## WHAT IS ASKED
Express the stretch of items from the very first line through the line containing "table-row [90, 826, 1537, 974]", both ends included, as a JSON list of strings with one string per line and no blank lines.

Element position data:
━━━━━━━━
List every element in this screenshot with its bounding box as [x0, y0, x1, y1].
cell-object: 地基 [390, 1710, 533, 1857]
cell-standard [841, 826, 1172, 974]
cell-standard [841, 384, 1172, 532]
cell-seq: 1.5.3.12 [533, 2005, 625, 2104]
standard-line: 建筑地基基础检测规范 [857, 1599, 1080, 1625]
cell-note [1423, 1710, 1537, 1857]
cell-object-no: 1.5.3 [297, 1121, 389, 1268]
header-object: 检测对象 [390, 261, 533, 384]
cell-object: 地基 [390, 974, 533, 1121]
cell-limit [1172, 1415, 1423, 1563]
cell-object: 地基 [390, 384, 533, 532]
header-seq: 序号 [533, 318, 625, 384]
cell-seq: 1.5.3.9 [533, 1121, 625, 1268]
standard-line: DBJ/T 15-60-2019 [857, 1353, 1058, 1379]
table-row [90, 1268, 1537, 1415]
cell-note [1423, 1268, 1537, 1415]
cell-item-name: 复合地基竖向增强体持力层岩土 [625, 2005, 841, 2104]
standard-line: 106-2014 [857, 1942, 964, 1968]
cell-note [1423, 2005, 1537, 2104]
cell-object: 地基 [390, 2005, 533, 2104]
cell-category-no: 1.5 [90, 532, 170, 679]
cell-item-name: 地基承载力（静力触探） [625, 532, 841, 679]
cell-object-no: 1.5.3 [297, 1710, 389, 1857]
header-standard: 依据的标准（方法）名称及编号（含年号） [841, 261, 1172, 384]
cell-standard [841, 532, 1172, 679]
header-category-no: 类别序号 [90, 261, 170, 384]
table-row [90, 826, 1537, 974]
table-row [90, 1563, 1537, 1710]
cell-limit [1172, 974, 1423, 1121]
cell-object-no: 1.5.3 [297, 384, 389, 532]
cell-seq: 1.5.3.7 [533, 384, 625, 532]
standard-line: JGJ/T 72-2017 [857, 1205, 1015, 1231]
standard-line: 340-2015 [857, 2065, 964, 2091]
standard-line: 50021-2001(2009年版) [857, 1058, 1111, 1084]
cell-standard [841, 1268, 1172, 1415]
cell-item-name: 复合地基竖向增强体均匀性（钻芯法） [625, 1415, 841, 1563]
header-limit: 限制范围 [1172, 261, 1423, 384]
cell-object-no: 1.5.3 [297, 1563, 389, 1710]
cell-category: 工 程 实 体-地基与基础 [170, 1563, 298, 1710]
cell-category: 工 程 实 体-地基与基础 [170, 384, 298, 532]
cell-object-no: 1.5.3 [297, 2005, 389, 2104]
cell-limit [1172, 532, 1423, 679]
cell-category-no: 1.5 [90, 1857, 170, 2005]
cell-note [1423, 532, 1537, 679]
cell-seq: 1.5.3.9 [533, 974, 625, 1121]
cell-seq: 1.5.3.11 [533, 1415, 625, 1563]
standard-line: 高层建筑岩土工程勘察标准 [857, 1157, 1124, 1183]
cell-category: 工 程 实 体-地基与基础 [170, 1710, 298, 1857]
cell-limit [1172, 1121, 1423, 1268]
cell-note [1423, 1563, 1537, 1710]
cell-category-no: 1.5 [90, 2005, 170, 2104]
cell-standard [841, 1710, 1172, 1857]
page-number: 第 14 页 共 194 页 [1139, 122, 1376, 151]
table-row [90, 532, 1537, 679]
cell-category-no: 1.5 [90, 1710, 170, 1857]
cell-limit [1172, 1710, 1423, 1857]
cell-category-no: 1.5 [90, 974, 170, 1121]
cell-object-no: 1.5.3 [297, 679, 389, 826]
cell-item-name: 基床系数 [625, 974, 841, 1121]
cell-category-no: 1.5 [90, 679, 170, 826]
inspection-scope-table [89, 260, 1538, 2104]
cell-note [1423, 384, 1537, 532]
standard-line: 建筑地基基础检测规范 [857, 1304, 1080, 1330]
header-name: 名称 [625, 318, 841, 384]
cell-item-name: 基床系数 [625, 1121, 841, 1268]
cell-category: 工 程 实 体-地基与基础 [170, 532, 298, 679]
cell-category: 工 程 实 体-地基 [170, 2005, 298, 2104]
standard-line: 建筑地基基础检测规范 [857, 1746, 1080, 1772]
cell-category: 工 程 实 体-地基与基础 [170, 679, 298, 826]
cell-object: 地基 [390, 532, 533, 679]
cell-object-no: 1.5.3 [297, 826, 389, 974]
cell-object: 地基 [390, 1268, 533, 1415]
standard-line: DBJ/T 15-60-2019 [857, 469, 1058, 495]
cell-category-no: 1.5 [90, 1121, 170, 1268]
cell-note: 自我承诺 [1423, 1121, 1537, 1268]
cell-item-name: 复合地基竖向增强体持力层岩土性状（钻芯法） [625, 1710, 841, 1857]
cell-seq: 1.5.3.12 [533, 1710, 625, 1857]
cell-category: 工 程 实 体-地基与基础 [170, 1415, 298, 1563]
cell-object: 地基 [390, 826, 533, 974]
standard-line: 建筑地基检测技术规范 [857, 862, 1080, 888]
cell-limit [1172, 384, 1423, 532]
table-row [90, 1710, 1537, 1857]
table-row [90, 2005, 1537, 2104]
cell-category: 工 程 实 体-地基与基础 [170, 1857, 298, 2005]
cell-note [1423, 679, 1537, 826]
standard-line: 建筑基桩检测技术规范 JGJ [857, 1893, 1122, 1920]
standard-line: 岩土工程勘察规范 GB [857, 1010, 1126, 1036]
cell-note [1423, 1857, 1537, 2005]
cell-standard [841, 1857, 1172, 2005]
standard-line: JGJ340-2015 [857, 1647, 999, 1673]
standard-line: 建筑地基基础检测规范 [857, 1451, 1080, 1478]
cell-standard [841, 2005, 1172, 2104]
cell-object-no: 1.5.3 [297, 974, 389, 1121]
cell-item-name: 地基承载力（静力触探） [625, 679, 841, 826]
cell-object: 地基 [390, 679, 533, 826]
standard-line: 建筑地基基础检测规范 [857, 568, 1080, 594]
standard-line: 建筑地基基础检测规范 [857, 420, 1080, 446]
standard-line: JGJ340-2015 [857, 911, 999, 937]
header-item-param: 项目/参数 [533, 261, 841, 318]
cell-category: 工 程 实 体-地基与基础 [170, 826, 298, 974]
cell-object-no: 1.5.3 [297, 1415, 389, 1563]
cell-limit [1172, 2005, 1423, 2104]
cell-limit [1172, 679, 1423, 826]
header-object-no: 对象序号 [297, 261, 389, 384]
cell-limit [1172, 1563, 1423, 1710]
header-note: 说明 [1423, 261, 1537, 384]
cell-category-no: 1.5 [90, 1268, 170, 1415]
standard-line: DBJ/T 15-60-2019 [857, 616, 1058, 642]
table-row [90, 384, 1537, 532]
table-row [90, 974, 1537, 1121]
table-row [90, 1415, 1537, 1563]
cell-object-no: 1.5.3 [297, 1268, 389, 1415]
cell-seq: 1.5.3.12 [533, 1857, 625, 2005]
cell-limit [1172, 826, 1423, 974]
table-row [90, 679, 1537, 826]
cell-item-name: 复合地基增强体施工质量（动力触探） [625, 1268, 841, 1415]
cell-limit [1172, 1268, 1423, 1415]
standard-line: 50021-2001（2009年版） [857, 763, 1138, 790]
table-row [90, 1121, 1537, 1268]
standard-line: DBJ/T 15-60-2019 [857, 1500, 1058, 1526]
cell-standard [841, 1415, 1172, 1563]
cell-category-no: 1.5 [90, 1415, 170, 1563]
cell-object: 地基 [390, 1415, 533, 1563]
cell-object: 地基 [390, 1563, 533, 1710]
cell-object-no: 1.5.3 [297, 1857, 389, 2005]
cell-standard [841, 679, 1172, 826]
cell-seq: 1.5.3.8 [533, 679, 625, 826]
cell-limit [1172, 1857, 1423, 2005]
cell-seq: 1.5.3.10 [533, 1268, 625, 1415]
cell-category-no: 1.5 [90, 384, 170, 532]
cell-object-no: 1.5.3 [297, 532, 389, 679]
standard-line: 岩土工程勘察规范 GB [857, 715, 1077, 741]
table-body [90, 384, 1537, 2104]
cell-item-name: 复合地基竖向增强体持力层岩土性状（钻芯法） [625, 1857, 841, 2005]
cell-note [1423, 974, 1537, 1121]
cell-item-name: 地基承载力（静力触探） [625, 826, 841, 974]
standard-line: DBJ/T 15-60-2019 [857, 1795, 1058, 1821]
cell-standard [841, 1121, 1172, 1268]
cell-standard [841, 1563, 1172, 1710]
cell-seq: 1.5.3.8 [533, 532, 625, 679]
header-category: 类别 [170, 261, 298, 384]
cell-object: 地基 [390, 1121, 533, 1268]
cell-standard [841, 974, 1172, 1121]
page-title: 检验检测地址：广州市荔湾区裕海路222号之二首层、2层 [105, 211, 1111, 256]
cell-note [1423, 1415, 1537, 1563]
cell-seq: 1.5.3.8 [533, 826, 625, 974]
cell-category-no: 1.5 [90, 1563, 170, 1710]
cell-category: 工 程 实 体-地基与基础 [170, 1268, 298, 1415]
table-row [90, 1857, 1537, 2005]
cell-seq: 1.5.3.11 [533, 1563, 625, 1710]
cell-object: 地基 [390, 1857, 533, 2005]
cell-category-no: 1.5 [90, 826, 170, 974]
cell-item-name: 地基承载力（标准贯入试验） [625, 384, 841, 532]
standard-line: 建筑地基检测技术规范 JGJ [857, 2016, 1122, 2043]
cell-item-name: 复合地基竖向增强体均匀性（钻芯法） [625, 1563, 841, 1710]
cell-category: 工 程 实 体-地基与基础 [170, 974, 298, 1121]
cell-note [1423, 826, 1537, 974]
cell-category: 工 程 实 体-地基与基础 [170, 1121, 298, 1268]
━━━━━━━━
## RESULT BELOW
[
  "List every element in this screenshot with its bounding box as [x0, y0, x1, y1].",
  "cell-object: 地基 [390, 1710, 533, 1857]",
  "cell-standard [841, 826, 1172, 974]",
  "cell-standard [841, 384, 1172, 532]",
  "cell-seq: 1.5.3.12 [533, 2005, 625, 2104]",
  "standard-line: 建筑地基基础检测规范 [857, 1599, 1080, 1625]",
  "cell-note [1423, 1710, 1537, 1857]",
  "cell-object-no: 1.5.3 [297, 1121, 389, 1268]",
  "header-object: 检测对象 [390, 261, 533, 384]",
  "cell-object: 地基 [390, 974, 533, 1121]",
  "cell-limit [1172, 1415, 1423, 1563]",
  "cell-object: 地基 [390, 384, 533, 532]",
  "header-seq: 序号 [533, 318, 625, 384]",
  "cell-seq: 1.5.3.9 [533, 1121, 625, 1268]",
  "standard-line: DBJ/T 15-60-2019 [857, 1353, 1058, 1379]",
  "table-row [90, 1268, 1537, 1415]",
  "cell-note [1423, 1268, 1537, 1415]",
  "cell-item-name: 复合地基竖向增强体持力层岩土 [625, 2005, 841, 2104]",
  "standard-line: 106-2014 [857, 1942, 964, 1968]",
  "cell-note [1423, 2005, 1537, 2104]",
  "cell-object: 地基 [390, 2005, 533, 2104]",
  "cell-category-no: 1.5 [90, 532, 170, 679]",
  "cell-item-name: 地基承载力（静力触探） [625, 532, 841, 679]",
  "cell-object-no: 1.5.3 [297, 1710, 389, 1857]",
  "header-standard: 依据的标准（方法）名称及编号（含年号） [841, 261, 1172, 384]",
  "cell-standard [841, 532, 1172, 679]",
  "header-category-no: 类别序号 [90, 261, 170, 384]",
  "table-row [90, 826, 1537, 974]"
]